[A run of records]
# # #

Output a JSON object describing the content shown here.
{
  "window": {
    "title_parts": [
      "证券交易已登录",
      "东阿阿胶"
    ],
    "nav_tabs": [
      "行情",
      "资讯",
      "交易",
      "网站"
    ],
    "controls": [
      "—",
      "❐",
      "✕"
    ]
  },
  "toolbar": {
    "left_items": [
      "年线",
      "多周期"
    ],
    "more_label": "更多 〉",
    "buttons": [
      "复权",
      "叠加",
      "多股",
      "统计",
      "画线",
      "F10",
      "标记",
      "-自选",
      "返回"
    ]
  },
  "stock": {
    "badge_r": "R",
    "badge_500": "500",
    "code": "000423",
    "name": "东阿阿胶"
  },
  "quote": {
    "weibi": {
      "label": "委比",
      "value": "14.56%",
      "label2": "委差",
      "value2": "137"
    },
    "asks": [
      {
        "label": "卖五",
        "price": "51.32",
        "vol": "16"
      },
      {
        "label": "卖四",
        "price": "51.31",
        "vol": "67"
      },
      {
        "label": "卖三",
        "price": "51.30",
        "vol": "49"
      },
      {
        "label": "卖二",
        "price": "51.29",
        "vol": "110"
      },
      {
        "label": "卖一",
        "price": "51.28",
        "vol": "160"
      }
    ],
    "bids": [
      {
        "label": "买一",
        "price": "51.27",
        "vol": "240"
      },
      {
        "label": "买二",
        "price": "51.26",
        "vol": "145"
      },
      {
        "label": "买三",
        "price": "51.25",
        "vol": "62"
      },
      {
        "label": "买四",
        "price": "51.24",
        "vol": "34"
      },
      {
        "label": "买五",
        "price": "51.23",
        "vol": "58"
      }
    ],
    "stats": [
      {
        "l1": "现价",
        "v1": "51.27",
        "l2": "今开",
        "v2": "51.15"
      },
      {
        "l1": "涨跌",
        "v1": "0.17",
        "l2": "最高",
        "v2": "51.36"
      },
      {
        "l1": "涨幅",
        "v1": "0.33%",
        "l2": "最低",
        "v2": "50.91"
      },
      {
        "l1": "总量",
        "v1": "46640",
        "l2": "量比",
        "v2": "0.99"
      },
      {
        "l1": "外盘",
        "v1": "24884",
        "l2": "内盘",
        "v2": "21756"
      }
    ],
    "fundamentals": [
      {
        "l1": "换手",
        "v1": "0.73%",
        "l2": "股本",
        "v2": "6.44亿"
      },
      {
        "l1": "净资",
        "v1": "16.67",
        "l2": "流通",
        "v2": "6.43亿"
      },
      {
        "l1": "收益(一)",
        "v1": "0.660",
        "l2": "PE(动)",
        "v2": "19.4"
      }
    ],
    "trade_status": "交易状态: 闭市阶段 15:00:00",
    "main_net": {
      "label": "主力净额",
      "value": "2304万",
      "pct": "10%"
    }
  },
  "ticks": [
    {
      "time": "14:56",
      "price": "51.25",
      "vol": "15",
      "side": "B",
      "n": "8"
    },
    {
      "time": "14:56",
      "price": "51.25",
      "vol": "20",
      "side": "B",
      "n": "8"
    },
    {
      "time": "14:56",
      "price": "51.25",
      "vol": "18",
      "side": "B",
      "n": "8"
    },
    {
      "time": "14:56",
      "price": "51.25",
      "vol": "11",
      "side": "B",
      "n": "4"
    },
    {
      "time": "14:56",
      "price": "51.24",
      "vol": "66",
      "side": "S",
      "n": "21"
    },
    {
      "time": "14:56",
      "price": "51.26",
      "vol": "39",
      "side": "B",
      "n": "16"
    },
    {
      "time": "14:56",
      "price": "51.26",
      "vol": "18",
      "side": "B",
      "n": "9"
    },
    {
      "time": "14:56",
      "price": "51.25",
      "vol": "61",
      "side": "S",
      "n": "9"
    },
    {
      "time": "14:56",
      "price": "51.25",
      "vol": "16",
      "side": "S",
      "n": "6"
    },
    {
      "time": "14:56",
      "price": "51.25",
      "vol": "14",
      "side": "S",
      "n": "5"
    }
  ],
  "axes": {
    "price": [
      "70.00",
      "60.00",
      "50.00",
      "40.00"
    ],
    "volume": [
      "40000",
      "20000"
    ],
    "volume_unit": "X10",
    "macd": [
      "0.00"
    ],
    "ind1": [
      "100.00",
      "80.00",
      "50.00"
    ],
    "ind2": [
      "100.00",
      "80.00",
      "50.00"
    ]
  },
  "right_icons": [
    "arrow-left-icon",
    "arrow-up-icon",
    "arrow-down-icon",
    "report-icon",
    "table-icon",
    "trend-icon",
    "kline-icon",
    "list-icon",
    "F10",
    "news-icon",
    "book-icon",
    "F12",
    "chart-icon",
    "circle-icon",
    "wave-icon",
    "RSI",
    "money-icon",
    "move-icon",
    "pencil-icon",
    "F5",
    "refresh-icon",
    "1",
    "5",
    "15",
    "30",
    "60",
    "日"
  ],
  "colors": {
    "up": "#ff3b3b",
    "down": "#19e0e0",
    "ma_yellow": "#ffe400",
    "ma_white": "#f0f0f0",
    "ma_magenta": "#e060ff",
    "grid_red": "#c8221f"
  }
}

# # #

> Exercise aim
Print the complete listing again, exactly as it stands.

> Completed exercise
Output a JSON object describing the content shown here.
{
  "window": {
    "title_parts": [
      "证券交易已登录",
      "东阿阿胶"
    ],
    "nav_tabs": [
      "行情",
      "资讯",
      "交易",
      "网站"
    ],
    "controls": [
      "—",
      "❐",
      "✕"
    ]
  },
  "toolbar": {
    "left_items": [
      "年线",
      "多周期"
    ],
    "more_label": "更多 〉",
    "buttons": [
      "复权",
      "叠加",
      "多股",
      "统计",
      "画线",
      "F10",
      "标记",
      "-自选",
      "返回"
    ]
  },
  "stock": {
    "badge_r": "R",
    "badge_500": "500",
    "code": "000423",
    "name": "东阿阿胶"
  },
  "quote": {
    "weibi": {
      "label": "委比",
      "value": "14.56%",
      "label2": "委差",
      "value2": "137"
    },
    "asks": [
      {
        "label": "卖五",
        "price": "51.32",
        "vol": "16"
      },
      {
        "label": "卖四",
        "price": "51.31",
        "vol": "67"
      },
      {
        "label": "卖三",
        "price": "51.30",
        "vol": "49"
      },
      {
        "label": "卖二",
        "price": "51.29",
        "vol": "110"
      },
      {
        "label": "卖一",
        "price": "51.28",
        "vol": "160"
      }
    ],
    "bids": [
      {
        "label": "买一",
        "price": "51.27",
        "vol": "240"
      },
      {
        "label": "买二",
        "price": "51.26",
        "vol": "145"
      },
      {
        "label": "买三",
        "price": "51.25",
        "vol": "62"
      },
      {
        "label": "买四",
        "price": "51.24",
        "vol": "34"
      },
      {
        "label": "买五",
        "price": "51.23",
        "vol": "58"
      }
    ],
    "stats": [
      {
        "l1": "现价",
        "v1": "51.27",
        "l2": "今开",
        "v2": "51.15"
      },
      {
        "l1": "涨跌",
        "v1": "0.17",
        "l2": "最高",
        "v2": "51.36"
      },
      {
        "l1": "涨幅",
        "v1": "0.33%",
        "l2": "最低",
        "v2": "50.91"
      },
      {
        "l1": "总量",
        "v1": "46640",
        "l2": "量比",
        "v2": "0.99"
      },
      {
        "l1": "外盘",
        "v1": "24884",
        "l2": "内盘",
        "v2": "21756"
      }
    ],
    "fundamentals": [
      {
        "l1": "换手",
        "v1": "0.73%",
        "l2": "股本",
        "v2": "6.44亿"
      },
      {
        "l1": "净资",
        "v1": "16.67",
        "l2": "流通",
        "v2": "6.43亿"
      },
      {
        "l1": "收益(一)",
        "v1": "0.660",
        "l2": "PE(动)",
        "v2": "19.4"
      }
    ],
    "trade_status": "交易状态: 闭市阶段 15:00:00",
    "main_net": {
      "label": "主力净额",
      "value": "2304万",
      "pct": "10%"
    }
  },
  "ticks": [
    {
      "time": "14:56",
      "price": "51.25",
      "vol": "15",
      "side": "B",
      "n": "8"
    },
    {
      "time": "14:56",
      "price": "51.25",
      "vol": "20",
      "side": "B",
      "n": "8"
    },
    {
      "time": "14:56",
      "price": "51.25",
      "vol": "18",
      "side": "B",
      "n": "8"
    },
    {
      "time": "14:56",
      "price": "51.25",
      "vol": "11",
      "side": "B",
      "n": "4"
    },
    {
      "time": "14:56",
      "price": "51.24",
      "vol": "66",
      "side": "S",
      "n": "21"
    },
    {
      "time": "14:56",
      "price": "51.26",
      "vol": "39",
      "side": "B",
      "n": "16"
    },
    {
      "time": "14:56",
      "price": "51.26",
      "vol": "18",
      "side": "B",
      "n": "9"
    },
    {
      "time": "14:56",
      "price": "51.25",
      "vol": "61",
      "side": "S",
      "n": "9"
    },
    {
      "time": "14:56",
      "price": "51.25",
      "vol": "16",
      "side": "S",
      "n": "6"
    },
    {
      "time": "14:56",
      "price": "51.25",
      "vol": "14",
      "side": "S",
      "n": "5"
    }
  ],
  "axes": {
    "price": [
      "70.00",
      "60.00",
      "50.00",
      "40.00"
    ],
    "volume": [
      "40000",
      "20000"
    ],
    "volume_unit": "X10",
    "macd": [
      "0.00"
    ],
    "ind1": [
      "100.00",
      "80.00",
      "50.00"
    ],
    "ind2": [
      "100.00",
      "80.00",
      "50.00"
    ]
  },
  "right_icons": [
    "arrow-left-icon",
    "arrow-up-icon",
    "arrow-down-icon",
    "report-icon",
    "table-icon",
    "trend-icon",
    "kline-icon",
    "list-icon",
    "F10",
    "news-icon",
    "book-icon",
    "F12",
    "chart-icon",
    "circle-icon",
    "wave-icon",
    "RSI",
    "money-icon",
    "move-icon",
    "pencil-icon",
    "F5",
    "refresh-icon",
    "1",
    "5",
    "15",
    "30",
    "60",
    "日"
  ],
  "colors": {
    "up": "#ff3b3b",
    "down": "#19e0e0",
    "ma_yellow": "#ffe400",
    "ma_white": "#f0f0f0",
    "ma_magenta": "#e060ff",
    "grid_red": "#c8221f"
  }
}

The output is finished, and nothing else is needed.